■ **Data for the task**:
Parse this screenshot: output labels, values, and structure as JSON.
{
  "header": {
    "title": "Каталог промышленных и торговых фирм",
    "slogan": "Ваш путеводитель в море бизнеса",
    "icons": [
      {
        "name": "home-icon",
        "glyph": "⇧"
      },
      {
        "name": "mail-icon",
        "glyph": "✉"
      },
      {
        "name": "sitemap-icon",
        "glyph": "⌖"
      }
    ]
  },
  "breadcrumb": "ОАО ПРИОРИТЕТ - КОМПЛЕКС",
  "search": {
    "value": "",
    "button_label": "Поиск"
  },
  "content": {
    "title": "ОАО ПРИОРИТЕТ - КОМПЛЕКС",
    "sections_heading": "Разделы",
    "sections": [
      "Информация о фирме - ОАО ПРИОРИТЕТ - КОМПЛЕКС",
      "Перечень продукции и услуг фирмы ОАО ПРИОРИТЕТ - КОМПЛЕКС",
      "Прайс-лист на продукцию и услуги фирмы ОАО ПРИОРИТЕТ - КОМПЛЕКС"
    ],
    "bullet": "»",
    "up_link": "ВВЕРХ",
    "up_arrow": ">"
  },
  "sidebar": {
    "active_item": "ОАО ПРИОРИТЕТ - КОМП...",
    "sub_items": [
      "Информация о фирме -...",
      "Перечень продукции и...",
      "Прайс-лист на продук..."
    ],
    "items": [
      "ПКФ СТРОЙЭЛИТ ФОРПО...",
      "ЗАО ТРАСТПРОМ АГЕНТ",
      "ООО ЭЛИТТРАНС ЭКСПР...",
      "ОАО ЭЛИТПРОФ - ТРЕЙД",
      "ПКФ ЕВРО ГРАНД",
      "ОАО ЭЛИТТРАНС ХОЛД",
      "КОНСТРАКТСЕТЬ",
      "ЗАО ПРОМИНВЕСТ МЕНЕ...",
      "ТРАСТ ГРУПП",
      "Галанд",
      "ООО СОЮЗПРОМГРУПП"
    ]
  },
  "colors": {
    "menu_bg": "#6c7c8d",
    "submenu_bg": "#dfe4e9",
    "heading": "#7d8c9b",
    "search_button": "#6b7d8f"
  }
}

■ **Short problem**:
Reproduce each record exactly, leaving nothing out.

■ **Reply**:
Parse this screenshot: output labels, values, and structure as JSON.
{
  "header": {
    "title": "Каталог промышленных и торговых фирм",
    "slogan": "Ваш путеводитель в море бизнеса",
    "icons": [
      {
        "name": "home-icon",
        "glyph": "⇧"
      },
      {
        "name": "mail-icon",
        "glyph": "✉"
      },
      {
        "name": "sitemap-icon",
        "glyph": "⌖"
      }
    ]
  },
  "breadcrumb": "ОАО ПРИОРИТЕТ - КОМПЛЕКС",
  "search": {
    "value": "",
    "button_label": "Поиск"
  },
  "content": {
    "title": "ОАО ПРИОРИТЕТ - КОМПЛЕКС",
    "sections_heading": "Разделы",
    "sections": [
      "Информация о фирме - ОАО ПРИОРИТЕТ - КОМПЛЕКС",
      "Перечень продукции и услуг фирмы ОАО ПРИОРИТЕТ - КОМПЛЕКС",
      "Прайс-лист на продукцию и услуги фирмы ОАО ПРИОРИТЕТ - КОМПЛЕКС"
    ],
    "bullet": "»",
    "up_link": "ВВЕРХ",
    "up_arrow": ">"
  },
  "sidebar": {
    "active_item": "ОАО ПРИОРИТЕТ - КОМП...",
    "sub_items": [
      "Информация о фирме -...",
      "Перечень продукции и...",
      "Прайс-лист на продук..."
    ],
    "items": [
      "ПКФ СТРОЙЭЛИТ ФОРПО...",
      "ЗАО ТРАСТПРОМ АГЕНТ",
      "ООО ЭЛИТТРАНС ЭКСПР...",
      "ОАО ЭЛИТПРОФ - ТРЕЙД",
      "ПКФ ЕВРО ГРАНД",
      "ОАО ЭЛИТТРАНС ХОЛД",
      "КОНСТРАКТСЕТЬ",
      "ЗАО ПРОМИНВЕСТ МЕНЕ...",
      "ТРАСТ ГРУПП",
      "Галанд",
      "ООО СОЮЗПРОМГРУПП"
    ]
  },
  "colors": {
    "menu_bg": "#6c7c8d",
    "submenu_bg": "#dfe4e9",
    "heading": "#7d8c9b",
    "search_button": "#6b7d8f"
  }
}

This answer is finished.